Check every line of the material below for the string "this", and return the ones that have it.

— RECORDS SUPPLIED —
● ● ● ● ●

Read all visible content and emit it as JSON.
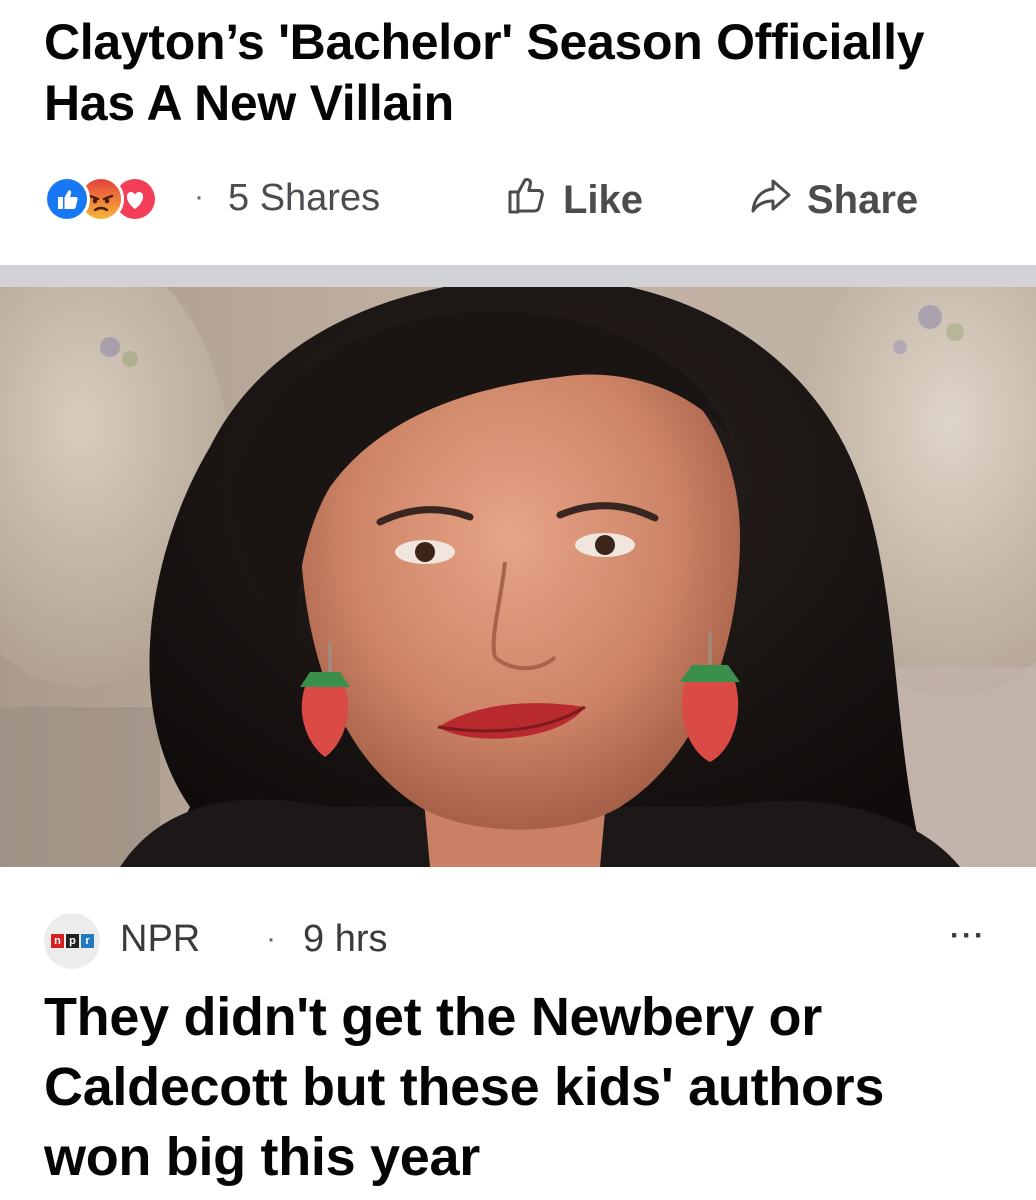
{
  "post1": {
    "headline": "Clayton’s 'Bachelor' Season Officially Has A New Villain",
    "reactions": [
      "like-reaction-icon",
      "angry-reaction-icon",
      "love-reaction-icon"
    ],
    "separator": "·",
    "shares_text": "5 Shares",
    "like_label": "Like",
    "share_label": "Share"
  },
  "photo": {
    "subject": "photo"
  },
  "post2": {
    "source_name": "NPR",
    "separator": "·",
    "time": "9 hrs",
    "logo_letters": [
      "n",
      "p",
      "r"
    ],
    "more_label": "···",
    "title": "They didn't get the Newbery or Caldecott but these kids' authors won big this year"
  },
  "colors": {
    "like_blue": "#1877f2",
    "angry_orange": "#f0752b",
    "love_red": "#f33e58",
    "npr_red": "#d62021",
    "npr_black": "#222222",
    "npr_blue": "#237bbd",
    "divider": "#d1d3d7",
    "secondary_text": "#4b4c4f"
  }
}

● ● ● ● ●

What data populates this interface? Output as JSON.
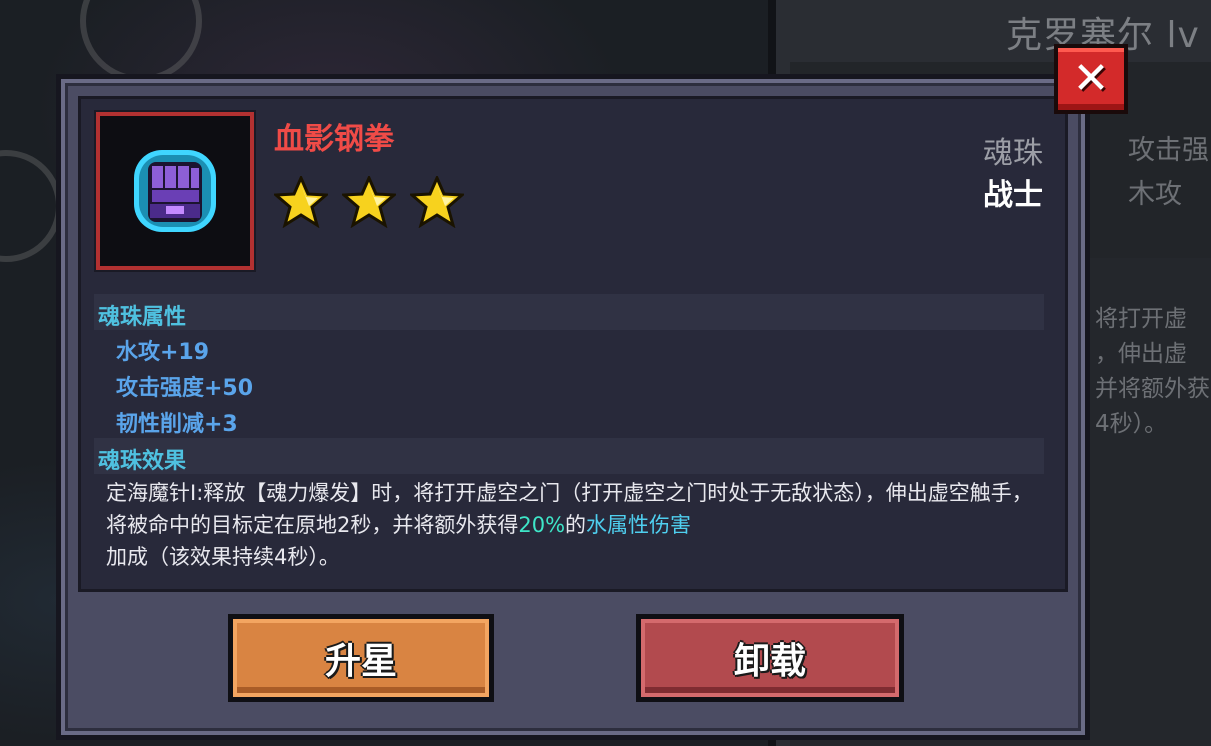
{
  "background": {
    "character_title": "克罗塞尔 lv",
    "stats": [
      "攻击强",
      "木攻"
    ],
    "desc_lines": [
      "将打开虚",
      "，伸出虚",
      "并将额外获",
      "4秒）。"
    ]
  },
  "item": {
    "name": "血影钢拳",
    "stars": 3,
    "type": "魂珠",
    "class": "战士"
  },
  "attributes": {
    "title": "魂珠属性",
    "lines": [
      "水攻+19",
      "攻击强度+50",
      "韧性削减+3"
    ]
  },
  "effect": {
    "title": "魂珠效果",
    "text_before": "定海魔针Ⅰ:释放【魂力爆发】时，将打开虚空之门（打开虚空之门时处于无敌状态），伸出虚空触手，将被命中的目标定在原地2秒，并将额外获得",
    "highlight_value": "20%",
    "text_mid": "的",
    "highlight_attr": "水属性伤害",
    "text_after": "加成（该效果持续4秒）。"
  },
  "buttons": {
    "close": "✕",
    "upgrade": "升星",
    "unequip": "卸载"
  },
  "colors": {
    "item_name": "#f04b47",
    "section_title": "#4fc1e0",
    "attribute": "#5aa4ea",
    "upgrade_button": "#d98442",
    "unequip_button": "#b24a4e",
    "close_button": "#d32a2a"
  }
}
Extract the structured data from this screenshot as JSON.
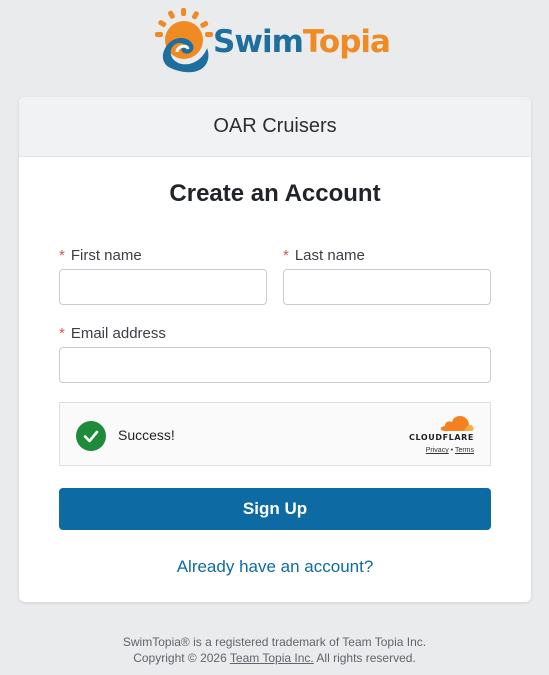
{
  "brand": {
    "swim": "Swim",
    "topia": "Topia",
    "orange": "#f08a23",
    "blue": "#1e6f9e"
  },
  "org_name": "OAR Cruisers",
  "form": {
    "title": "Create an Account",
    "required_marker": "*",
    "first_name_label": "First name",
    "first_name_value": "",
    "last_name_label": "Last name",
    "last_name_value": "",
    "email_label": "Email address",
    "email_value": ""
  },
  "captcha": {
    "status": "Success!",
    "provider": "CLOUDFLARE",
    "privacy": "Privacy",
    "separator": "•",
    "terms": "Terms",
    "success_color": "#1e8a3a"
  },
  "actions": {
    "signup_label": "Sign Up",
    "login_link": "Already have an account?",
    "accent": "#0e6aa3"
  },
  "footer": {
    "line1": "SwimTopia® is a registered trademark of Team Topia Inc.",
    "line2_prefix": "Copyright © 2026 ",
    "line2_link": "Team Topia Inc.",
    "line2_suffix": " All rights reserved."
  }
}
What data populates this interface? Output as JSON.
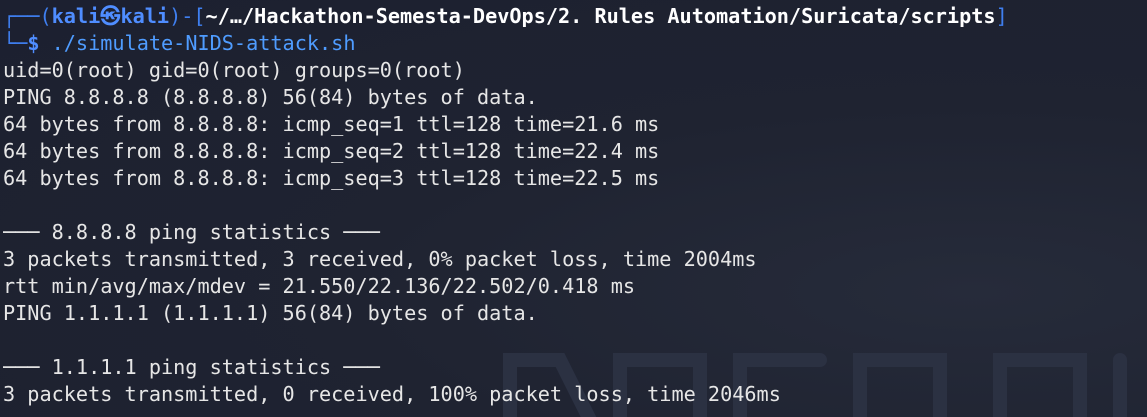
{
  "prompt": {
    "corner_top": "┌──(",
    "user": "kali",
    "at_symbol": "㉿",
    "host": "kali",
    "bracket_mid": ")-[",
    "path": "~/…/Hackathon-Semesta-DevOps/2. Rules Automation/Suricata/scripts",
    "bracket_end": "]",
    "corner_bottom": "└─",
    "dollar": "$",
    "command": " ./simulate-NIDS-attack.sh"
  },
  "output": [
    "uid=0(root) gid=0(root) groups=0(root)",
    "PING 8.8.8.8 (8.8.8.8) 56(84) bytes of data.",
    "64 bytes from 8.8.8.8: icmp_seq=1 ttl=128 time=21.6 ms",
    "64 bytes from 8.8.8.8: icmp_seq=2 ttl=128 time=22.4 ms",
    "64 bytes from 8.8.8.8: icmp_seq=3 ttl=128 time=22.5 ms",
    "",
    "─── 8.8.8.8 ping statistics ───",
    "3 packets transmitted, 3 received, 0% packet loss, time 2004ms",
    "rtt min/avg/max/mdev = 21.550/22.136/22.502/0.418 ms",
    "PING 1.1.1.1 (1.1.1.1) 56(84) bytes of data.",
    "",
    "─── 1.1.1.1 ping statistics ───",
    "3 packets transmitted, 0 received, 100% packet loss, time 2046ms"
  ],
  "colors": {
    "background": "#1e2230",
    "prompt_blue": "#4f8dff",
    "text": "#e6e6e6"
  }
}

● ● ● ● ●

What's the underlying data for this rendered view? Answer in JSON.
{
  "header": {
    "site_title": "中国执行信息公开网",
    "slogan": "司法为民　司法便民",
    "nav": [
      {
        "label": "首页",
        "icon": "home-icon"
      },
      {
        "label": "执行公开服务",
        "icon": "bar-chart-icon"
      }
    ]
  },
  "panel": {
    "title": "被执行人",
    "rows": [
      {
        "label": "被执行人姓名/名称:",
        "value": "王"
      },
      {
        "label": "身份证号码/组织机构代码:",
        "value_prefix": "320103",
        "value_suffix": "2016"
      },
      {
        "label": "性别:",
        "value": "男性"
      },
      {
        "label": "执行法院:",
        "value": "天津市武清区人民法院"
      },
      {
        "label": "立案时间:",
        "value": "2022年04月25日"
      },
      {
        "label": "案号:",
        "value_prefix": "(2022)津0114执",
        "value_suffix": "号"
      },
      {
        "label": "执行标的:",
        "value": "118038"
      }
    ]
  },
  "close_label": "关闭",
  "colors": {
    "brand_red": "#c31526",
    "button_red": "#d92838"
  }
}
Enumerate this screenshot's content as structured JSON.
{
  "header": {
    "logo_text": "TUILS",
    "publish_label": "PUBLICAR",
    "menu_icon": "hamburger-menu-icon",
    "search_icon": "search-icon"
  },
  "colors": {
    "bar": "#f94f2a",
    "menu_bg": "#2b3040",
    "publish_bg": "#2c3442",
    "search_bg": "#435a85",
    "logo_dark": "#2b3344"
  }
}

● ● ● ● ●

— THE COMPLETED TASK —
    "title": "They didn't get the Newbery or Caldecott but these kids' authors won big this year"
What data populates this interface? Output as JSON.
Extract the structured data from this screenshot as JSON.
What data populates this interface? Output as JSON.
What's the underlying data for this rendered view? Answer in JSON.
Enumerate this screenshot's content as structured JSON.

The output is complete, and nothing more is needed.